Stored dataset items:

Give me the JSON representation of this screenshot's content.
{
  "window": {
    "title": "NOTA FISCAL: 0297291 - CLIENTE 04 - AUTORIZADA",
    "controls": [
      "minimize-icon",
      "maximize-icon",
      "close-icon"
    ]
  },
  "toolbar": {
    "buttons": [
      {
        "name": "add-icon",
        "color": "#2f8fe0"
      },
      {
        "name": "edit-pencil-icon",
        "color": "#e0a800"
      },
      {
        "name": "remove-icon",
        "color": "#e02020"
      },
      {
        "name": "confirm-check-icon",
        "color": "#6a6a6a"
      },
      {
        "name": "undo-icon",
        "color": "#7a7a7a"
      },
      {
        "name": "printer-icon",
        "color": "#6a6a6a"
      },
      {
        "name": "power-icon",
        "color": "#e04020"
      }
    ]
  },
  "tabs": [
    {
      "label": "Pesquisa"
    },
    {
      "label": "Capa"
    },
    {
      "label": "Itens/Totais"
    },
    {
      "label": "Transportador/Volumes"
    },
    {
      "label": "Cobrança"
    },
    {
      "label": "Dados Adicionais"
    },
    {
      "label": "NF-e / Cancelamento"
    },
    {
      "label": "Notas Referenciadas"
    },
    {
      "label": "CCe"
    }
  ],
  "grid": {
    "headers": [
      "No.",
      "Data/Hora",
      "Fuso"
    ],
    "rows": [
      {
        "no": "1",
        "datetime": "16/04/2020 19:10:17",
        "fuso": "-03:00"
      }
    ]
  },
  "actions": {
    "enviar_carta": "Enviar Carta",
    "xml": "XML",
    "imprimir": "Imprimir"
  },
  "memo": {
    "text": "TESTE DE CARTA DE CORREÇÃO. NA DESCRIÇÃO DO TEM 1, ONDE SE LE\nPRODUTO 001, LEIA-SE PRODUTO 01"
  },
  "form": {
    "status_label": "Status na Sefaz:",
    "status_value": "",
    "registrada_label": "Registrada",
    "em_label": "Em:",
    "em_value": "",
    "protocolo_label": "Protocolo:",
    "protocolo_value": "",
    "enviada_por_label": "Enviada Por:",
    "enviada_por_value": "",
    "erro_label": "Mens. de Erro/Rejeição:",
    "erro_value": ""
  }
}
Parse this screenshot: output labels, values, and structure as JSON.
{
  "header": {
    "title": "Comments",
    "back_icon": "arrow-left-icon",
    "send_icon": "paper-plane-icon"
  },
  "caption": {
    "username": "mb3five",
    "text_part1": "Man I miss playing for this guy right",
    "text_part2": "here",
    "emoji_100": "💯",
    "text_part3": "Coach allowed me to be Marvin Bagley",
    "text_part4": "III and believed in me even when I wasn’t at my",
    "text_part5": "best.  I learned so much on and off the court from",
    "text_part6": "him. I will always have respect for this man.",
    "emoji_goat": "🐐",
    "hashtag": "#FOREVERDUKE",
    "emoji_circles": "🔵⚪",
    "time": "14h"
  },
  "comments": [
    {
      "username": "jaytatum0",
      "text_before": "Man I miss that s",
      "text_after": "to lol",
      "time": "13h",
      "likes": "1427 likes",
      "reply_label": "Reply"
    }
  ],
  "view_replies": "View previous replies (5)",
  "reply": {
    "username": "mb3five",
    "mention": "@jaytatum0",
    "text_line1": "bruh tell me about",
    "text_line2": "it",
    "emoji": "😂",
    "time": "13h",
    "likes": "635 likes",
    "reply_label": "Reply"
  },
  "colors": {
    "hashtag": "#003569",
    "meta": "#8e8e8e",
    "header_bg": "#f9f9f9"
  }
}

- GIVEN INSTRUCTION
Return a copy of every line that includes the word "icon".

- OUTPUT BELOW
      "minimize-icon",
      "maximize-icon",
      "close-icon"
        "name": "add-icon",
        "name": "edit-pencil-icon",
        "name": "remove-icon",
        "name": "confirm-check-icon",
        "name": "undo-icon",
        "name": "printer-icon",
        "name": "power-icon",
    "back_icon": "arrow-left-icon",
    "send_icon": "paper-plane-icon"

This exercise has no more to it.